§ TASK PROMPT
Records follow. Pull out every line that contains "needs".

§ THE DATA
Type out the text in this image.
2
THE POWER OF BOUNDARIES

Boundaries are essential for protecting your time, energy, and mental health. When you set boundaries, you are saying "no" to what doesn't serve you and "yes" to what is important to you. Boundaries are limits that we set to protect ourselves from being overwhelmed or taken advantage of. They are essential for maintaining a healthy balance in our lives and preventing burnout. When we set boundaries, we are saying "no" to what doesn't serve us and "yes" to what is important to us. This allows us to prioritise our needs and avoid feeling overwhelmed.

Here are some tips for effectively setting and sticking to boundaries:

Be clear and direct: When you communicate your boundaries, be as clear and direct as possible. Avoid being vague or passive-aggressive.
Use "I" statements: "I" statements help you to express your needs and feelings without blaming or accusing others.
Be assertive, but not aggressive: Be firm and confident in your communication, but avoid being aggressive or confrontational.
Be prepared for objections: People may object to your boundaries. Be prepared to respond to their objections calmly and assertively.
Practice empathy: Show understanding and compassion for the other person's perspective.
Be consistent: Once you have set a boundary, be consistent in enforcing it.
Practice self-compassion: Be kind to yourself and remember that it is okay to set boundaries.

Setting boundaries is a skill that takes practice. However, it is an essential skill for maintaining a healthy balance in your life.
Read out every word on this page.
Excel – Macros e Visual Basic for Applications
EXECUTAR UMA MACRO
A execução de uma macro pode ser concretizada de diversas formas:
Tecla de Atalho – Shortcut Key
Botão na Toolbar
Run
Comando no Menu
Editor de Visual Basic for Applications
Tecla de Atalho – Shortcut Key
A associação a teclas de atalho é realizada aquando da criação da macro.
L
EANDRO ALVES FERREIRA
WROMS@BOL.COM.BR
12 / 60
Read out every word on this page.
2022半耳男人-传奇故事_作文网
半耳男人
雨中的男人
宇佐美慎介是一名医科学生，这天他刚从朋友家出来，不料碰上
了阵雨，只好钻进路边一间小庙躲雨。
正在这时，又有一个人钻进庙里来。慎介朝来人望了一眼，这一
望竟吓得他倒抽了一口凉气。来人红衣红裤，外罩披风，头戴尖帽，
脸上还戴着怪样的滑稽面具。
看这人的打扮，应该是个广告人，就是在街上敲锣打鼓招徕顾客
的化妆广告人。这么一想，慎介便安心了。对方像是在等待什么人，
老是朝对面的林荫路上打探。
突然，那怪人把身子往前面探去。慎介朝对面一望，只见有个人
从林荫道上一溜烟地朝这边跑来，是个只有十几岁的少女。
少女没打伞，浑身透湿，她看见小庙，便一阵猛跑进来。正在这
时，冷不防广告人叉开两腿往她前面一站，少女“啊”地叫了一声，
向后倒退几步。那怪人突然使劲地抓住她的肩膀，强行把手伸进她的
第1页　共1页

§ FINISHED TASK
Boundaries are essential for protecting your time, energy, and mental health. When you set boundaries, you are saying "no" to what doesn't serve you and "yes" to what is important to you. Boundaries are limits that we set to protect ourselves from being overwhelmed or taken advantage of. They are essential for maintaining a healthy balance in our lives and preventing burnout. When we set boundaries, we are saying "no" to what doesn't serve us and "yes" to what is important to us. This allows us to prioritise our needs and avoid feeling overwhelmed.
Use "I" statements: "I" statements help you to express your needs and feelings without blaming or accusing others.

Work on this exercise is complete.